> _Objective_
Would you transcribe the whole listing exactly, minus its pictures?

[Collection entries]
+ + + +
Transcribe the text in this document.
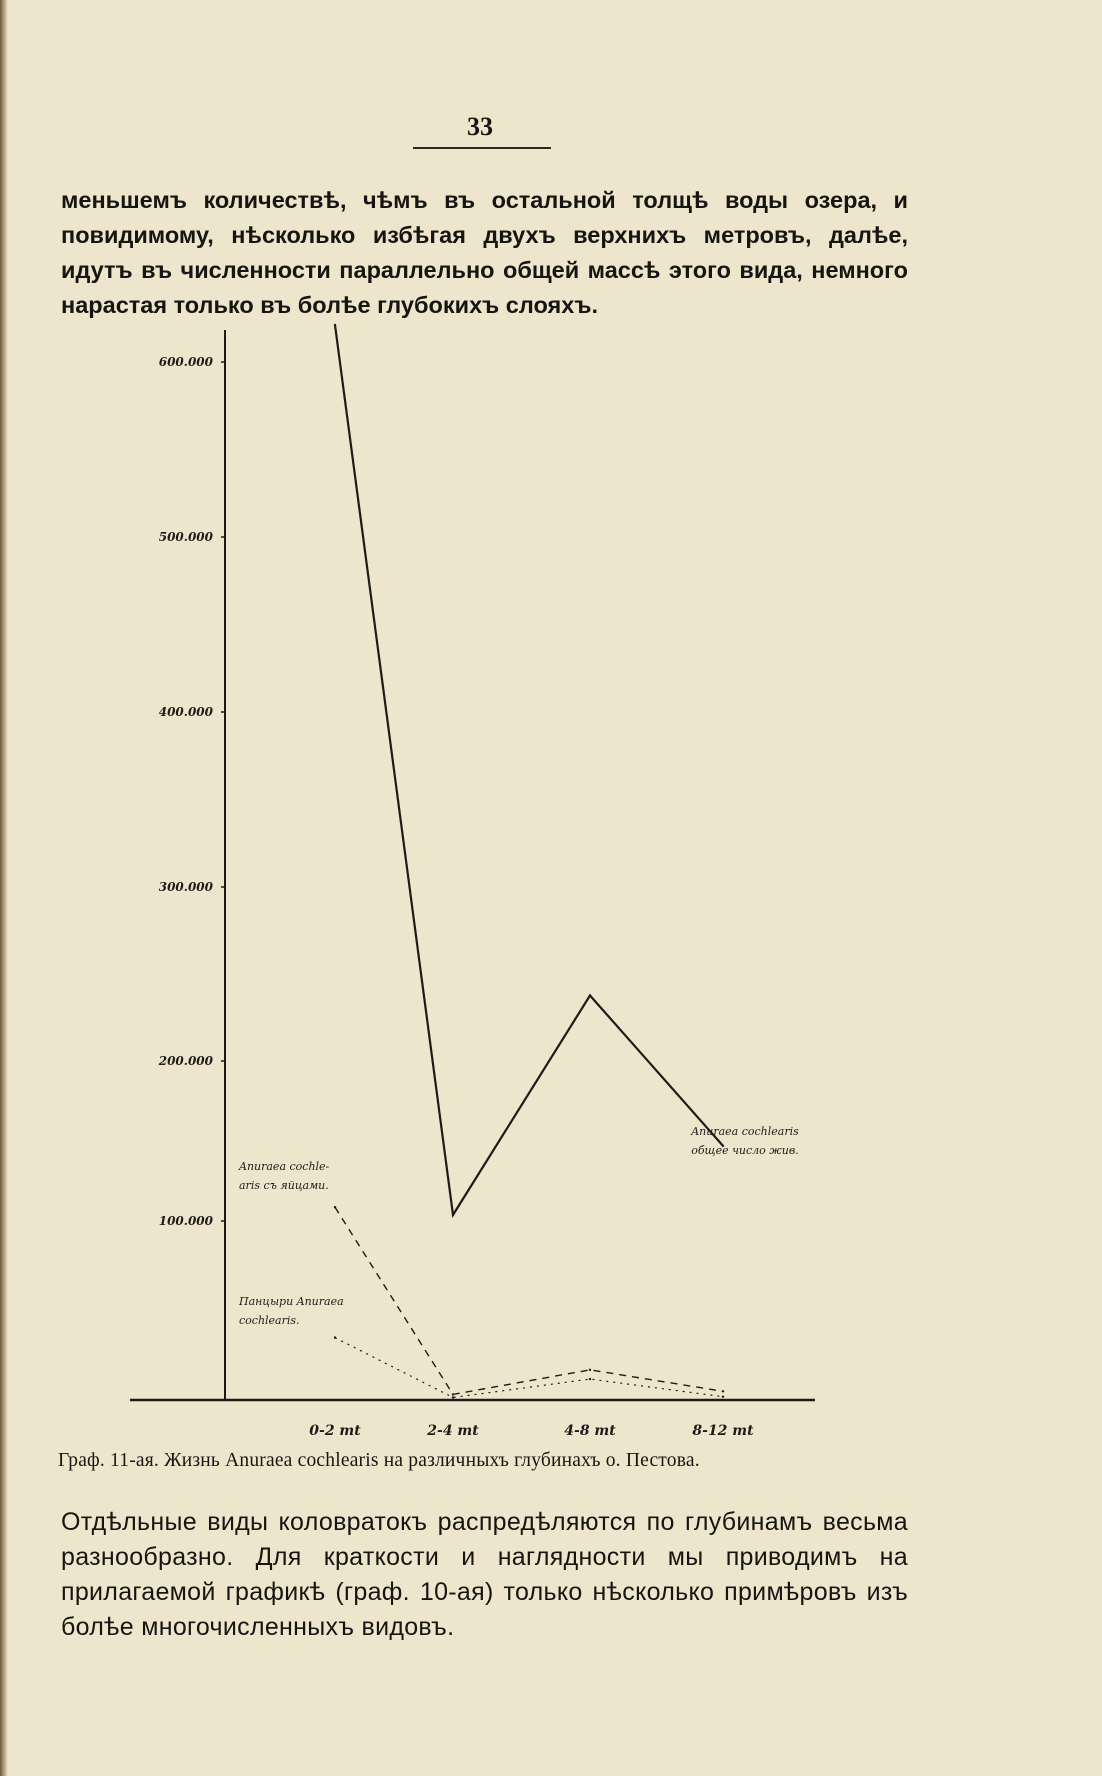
33
меньшемъ количествѣ, чѣмъ въ остальной толщѣ воды озера, и повидимому, нѣсколько избѣгая двухъ верхнихъ метровъ, далѣе, идутъ въ численности параллельно общей массѣ этого вида, немного нарастая только въ болѣе глубокихъ слояхъ.
600.000
500.000
400.000
300.000
200.000
100.000
0-2 mt	2-4 mt	4-8 mt	8-12 mt
Anuraea cochlearis
общее число жив.
Anuraea cochle-
aris съ яйцами.
Панцыри Anuraea
cochlearis.
Граф. 11-ая. Жизнь Anuraea cochlearis на различныхъ глубинахъ о. Пестова.
Отдѣльные виды коловратокъ распредѣляются по глубинамъ весьма разнообразно. Для краткости и наглядности мы приводимъ на прилагаемой графикѣ (граф. 10-ая) только нѣсколько примѣровъ изъ болѣе многочисленныхъ видовъ.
+ + + +
> _Answer for this exercise_
Transcribe the text in this document.
33
меньшемъ количествѣ, чѣмъ въ остальной толщѣ воды озера, и повидимому, нѣсколько избѣгая двухъ верхнихъ метровъ, далѣе, идутъ въ численности параллельно общей массѣ этого вида, немного нарастая только въ болѣе глубокихъ слояхъ.
600.000
500.000
400.000
300.000
200.000
100.000
0-2 mt	2-4 mt	4-8 mt	8-12 mt
Anuraea cochlearis
общее число жив.
Anuraea cochle-
aris съ яйцами.
Панцыри Anuraea
cochlearis.
Граф. 11-ая. Жизнь Anuraea cochlearis на различныхъ глубинахъ о. Пестова.
Отдѣльные виды коловратокъ распредѣляются по глубинамъ весьма разнообразно. Для краткости и наглядности мы приводимъ на прилагаемой графикѣ (граф. 10-ая) только нѣсколько примѣровъ изъ болѣе многочисленныхъ видовъ.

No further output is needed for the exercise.